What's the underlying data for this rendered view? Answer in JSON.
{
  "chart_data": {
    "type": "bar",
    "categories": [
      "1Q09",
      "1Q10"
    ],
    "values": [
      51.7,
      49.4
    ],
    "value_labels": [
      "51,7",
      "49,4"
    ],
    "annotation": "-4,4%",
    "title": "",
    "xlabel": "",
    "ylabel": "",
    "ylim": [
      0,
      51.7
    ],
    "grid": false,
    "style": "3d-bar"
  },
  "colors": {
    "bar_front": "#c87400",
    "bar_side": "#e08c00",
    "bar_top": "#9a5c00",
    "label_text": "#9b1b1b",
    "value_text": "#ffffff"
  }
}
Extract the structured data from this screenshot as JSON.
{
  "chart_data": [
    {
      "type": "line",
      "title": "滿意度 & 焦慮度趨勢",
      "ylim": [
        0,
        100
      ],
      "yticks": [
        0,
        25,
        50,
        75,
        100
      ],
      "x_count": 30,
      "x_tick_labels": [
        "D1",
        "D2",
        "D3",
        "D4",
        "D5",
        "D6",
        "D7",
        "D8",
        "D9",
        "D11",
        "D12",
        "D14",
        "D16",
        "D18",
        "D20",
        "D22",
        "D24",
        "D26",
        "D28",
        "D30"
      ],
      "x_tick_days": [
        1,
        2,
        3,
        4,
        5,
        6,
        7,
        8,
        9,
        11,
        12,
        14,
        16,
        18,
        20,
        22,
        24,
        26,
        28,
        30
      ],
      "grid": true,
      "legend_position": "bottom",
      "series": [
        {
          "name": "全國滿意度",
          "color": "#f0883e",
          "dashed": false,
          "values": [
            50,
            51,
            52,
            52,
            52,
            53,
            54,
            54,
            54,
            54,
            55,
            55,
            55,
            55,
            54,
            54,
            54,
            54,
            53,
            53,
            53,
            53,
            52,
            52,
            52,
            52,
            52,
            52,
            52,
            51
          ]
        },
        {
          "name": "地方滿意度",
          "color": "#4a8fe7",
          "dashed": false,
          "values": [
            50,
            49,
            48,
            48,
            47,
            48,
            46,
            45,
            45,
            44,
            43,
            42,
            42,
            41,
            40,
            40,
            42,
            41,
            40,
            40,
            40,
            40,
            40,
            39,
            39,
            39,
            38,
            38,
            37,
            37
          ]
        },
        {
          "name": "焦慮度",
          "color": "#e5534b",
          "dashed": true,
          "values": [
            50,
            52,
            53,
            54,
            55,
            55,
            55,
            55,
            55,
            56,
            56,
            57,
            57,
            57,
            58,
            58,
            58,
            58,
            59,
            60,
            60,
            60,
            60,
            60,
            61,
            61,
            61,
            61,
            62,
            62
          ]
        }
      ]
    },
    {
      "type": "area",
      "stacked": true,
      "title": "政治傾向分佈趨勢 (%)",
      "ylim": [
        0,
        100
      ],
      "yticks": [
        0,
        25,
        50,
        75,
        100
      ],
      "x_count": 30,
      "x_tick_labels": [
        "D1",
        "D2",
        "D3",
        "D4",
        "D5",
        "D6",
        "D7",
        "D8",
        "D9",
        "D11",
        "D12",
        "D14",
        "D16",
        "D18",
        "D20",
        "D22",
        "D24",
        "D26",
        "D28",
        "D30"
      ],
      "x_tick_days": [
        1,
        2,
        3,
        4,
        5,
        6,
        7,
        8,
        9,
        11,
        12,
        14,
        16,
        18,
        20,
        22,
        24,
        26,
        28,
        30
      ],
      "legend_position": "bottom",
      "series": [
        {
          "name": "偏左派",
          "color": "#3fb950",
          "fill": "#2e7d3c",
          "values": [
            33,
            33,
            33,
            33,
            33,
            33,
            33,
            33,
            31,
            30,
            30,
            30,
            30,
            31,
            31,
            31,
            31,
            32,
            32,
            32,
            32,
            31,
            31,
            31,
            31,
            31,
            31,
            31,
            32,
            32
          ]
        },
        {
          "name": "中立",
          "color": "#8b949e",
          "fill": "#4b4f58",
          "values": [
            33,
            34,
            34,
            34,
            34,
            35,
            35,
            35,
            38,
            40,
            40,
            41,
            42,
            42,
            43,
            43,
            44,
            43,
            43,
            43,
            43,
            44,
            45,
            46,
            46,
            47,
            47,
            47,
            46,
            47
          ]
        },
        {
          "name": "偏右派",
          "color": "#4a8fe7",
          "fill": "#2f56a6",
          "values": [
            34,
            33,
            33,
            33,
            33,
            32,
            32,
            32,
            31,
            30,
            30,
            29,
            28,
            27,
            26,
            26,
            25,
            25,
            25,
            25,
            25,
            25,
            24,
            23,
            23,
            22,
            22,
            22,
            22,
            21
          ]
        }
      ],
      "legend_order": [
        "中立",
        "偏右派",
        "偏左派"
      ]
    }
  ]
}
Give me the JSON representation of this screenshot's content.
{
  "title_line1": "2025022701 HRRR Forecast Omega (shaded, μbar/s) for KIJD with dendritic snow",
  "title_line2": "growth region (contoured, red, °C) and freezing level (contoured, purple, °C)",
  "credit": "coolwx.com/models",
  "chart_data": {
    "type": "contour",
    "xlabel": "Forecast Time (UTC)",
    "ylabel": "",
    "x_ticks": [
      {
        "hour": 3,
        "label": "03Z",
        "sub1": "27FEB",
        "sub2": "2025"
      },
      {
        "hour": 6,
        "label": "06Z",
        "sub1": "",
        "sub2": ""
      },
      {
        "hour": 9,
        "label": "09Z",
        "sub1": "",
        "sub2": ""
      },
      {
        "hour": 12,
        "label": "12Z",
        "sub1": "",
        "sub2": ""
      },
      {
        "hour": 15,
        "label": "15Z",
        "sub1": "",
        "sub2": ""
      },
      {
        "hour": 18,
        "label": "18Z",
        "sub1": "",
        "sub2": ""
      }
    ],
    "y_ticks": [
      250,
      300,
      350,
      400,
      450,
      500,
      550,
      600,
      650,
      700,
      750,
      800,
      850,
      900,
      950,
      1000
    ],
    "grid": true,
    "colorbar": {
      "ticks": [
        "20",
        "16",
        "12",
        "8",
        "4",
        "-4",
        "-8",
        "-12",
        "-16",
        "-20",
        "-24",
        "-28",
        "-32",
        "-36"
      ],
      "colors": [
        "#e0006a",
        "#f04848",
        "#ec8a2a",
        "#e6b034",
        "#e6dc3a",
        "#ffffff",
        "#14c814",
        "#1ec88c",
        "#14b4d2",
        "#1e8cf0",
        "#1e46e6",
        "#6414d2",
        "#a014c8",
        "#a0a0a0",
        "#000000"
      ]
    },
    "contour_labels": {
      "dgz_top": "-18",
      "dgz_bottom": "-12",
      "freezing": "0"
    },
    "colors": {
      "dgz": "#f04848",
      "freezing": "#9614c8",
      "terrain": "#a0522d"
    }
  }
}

********

* What to work on
Extract every line containing the string "Forecast" from the data above.

* Solution to the problem
  "title_line1": "2025022701 HRRR Forecast Omega (shaded, μbar/s) for KIJD with dendritic snow",
    "xlabel": "Forecast Time (UTC)",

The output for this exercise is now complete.